- _Record set_

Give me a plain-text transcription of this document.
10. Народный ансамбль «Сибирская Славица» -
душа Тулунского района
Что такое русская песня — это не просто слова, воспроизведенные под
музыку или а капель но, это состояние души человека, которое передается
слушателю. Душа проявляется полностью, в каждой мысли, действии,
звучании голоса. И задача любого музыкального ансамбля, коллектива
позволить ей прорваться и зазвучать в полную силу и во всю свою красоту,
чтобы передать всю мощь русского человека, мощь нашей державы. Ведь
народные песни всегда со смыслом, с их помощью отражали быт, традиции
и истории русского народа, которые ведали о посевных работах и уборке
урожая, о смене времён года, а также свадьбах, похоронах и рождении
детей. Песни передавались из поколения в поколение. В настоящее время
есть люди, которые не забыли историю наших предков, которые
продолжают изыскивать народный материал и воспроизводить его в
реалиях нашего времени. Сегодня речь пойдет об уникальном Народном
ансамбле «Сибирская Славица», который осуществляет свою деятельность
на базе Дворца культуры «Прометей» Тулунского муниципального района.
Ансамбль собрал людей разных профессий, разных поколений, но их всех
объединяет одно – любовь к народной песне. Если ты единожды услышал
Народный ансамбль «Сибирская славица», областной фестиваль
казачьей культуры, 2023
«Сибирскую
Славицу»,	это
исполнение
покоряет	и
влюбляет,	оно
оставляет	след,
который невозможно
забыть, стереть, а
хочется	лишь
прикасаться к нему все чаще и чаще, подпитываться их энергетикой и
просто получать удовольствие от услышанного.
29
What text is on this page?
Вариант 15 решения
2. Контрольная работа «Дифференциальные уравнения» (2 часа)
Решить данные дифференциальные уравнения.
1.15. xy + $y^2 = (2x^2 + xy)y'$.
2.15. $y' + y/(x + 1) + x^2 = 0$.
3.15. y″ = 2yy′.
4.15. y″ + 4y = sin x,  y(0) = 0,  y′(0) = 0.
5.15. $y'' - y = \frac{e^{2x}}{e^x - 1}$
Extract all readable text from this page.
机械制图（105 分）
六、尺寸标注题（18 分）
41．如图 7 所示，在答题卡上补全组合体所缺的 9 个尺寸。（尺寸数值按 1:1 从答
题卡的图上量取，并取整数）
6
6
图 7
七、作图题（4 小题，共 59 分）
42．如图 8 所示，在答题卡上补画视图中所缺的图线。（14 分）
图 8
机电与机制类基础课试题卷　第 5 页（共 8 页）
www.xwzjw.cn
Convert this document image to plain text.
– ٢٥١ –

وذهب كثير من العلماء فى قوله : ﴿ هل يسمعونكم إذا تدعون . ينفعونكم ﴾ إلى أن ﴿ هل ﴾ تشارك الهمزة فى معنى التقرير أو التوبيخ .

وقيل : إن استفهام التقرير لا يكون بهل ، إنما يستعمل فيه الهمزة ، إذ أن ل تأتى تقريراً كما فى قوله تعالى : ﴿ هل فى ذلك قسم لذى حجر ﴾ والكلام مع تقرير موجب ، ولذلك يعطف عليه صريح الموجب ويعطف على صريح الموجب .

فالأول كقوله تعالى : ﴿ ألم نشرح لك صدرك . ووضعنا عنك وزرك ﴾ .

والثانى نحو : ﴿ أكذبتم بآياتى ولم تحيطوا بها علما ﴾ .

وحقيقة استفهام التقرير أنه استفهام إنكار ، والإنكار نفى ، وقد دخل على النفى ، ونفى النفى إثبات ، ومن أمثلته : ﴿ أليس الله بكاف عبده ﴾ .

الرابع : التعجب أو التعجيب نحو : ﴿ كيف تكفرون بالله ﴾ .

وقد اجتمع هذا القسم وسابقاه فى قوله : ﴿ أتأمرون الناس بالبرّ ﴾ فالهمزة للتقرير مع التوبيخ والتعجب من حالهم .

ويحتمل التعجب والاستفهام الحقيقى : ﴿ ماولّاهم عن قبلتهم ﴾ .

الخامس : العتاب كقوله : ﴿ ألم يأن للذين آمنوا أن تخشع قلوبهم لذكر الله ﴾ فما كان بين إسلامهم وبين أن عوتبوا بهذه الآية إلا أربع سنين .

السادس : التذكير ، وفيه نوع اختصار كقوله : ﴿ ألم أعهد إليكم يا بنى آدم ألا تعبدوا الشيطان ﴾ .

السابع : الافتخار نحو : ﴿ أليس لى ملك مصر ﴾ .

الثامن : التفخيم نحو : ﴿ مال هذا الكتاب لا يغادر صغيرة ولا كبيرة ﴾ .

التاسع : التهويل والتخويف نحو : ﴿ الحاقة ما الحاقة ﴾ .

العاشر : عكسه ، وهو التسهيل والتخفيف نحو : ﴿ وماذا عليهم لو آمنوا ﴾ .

- _Aim_
Above are the records; copy exactly the lines from the one with "Convert this document image to plain text." through the final line.

- _Answer to this task_
Convert this document image to plain text.
– ٢٥١ –

وذهب كثير من العلماء فى قوله : ﴿ هل يسمعونكم إذا تدعون . ينفعونكم ﴾ إلى أن ﴿ هل ﴾ تشارك الهمزة فى معنى التقرير أو التوبيخ .

وقيل : إن استفهام التقرير لا يكون بهل ، إنما يستعمل فيه الهمزة ، إذ أن ل تأتى تقريراً كما فى قوله تعالى : ﴿ هل فى ذلك قسم لذى حجر ﴾ والكلام مع تقرير موجب ، ولذلك يعطف عليه صريح الموجب ويعطف على صريح الموجب .

فالأول كقوله تعالى : ﴿ ألم نشرح لك صدرك . ووضعنا عنك وزرك ﴾ .

والثانى نحو : ﴿ أكذبتم بآياتى ولم تحيطوا بها علما ﴾ .

وحقيقة استفهام التقرير أنه استفهام إنكار ، والإنكار نفى ، وقد دخل على النفى ، ونفى النفى إثبات ، ومن أمثلته : ﴿ أليس الله بكاف عبده ﴾ .

الرابع : التعجب أو التعجيب نحو : ﴿ كيف تكفرون بالله ﴾ .

وقد اجتمع هذا القسم وسابقاه فى قوله : ﴿ أتأمرون الناس بالبرّ ﴾ فالهمزة للتقرير مع التوبيخ والتعجب من حالهم .

ويحتمل التعجب والاستفهام الحقيقى : ﴿ ماولّاهم عن قبلتهم ﴾ .

الخامس : العتاب كقوله : ﴿ ألم يأن للذين آمنوا أن تخشع قلوبهم لذكر الله ﴾ فما كان بين إسلامهم وبين أن عوتبوا بهذه الآية إلا أربع سنين .

السادس : التذكير ، وفيه نوع اختصار كقوله : ﴿ ألم أعهد إليكم يا بنى آدم ألا تعبدوا الشيطان ﴾ .

السابع : الافتخار نحو : ﴿ أليس لى ملك مصر ﴾ .

الثامن : التفخيم نحو : ﴿ مال هذا الكتاب لا يغادر صغيرة ولا كبيرة ﴾ .

التاسع : التهويل والتخويف نحو : ﴿ الحاقة ما الحاقة ﴾ .

العاشر : عكسه ، وهو التسهيل والتخفيف نحو : ﴿ وماذا عليهم لو آمنوا ﴾ .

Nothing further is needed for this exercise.